_Records_:
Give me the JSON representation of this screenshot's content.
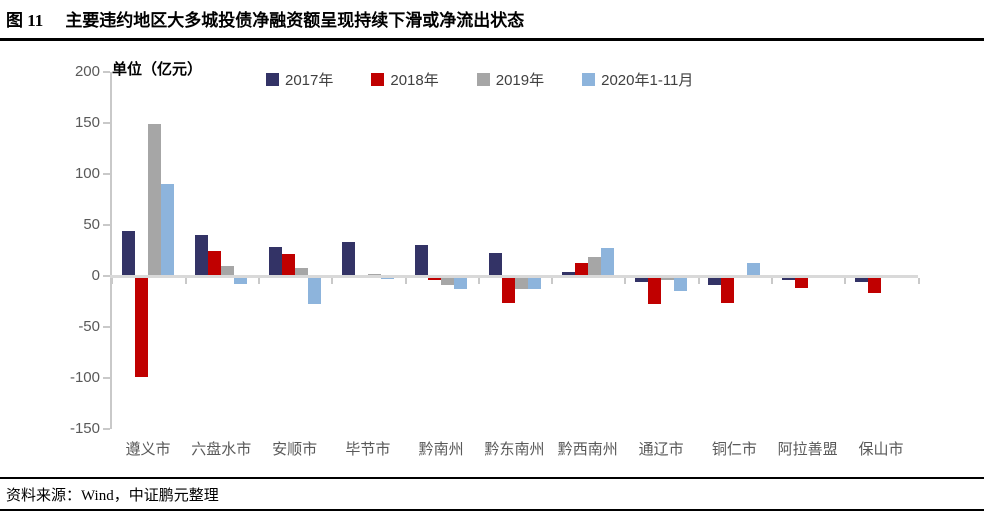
{
  "header": {
    "fig_no": "图 11",
    "title": "主要违约地区大多城投债净融资额呈现持续下滑或净流出状态"
  },
  "footer": {
    "source": "资料来源：Wind，中证鹏元整理"
  },
  "chart_data": {
    "type": "bar",
    "title": "主要违约地区大多城投债净融资额呈现持续下滑或净流出状态",
    "unit_label": "单位（亿元）",
    "categories": [
      "遵义市",
      "六盘水市",
      "安顺市",
      "毕节市",
      "黔南州",
      "黔东南州",
      "黔西南州",
      "通辽市",
      "铜仁市",
      "阿拉善盟",
      "保山市"
    ],
    "series": [
      {
        "name": "2017年",
        "color": "#333366",
        "values": [
          44,
          40,
          28,
          33,
          30,
          23,
          4,
          -6,
          -9,
          -4,
          -6
        ]
      },
      {
        "name": "2018年",
        "color": "#c00000",
        "values": [
          -99,
          25,
          22,
          0,
          -4,
          -26,
          13,
          -27,
          -26,
          -12,
          -17
        ]
      },
      {
        "name": "2019年",
        "color": "#a6a6a6",
        "values": [
          149,
          10,
          8,
          2,
          -9,
          -13,
          19,
          -4,
          0,
          0,
          0
        ]
      },
      {
        "name": "2020年1-11月",
        "color": "#8db4dc",
        "values": [
          90,
          -8,
          -27,
          -3,
          -13,
          -13,
          27,
          -15,
          13,
          0,
          0
        ]
      }
    ],
    "y_ticks": [
      200,
      150,
      100,
      50,
      0,
      -50,
      -100,
      -150
    ],
    "ylim": [
      -150,
      200
    ],
    "xlabel": "",
    "ylabel": "",
    "grid": false,
    "legend_position": "top",
    "axis_color": "#c9c9c9",
    "zero_line_color": "#d9d9d9",
    "tick_label_color": "#595959"
  }
}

_Stated problem_: Of the lines above, copy each that contains "title".

_Result below_:
    "title": "主要违约地区大多城投债净融资额呈现持续下滑或净流出状态"
    "title": "主要违约地区大多城投债净融资额呈现持续下滑或净流出状态",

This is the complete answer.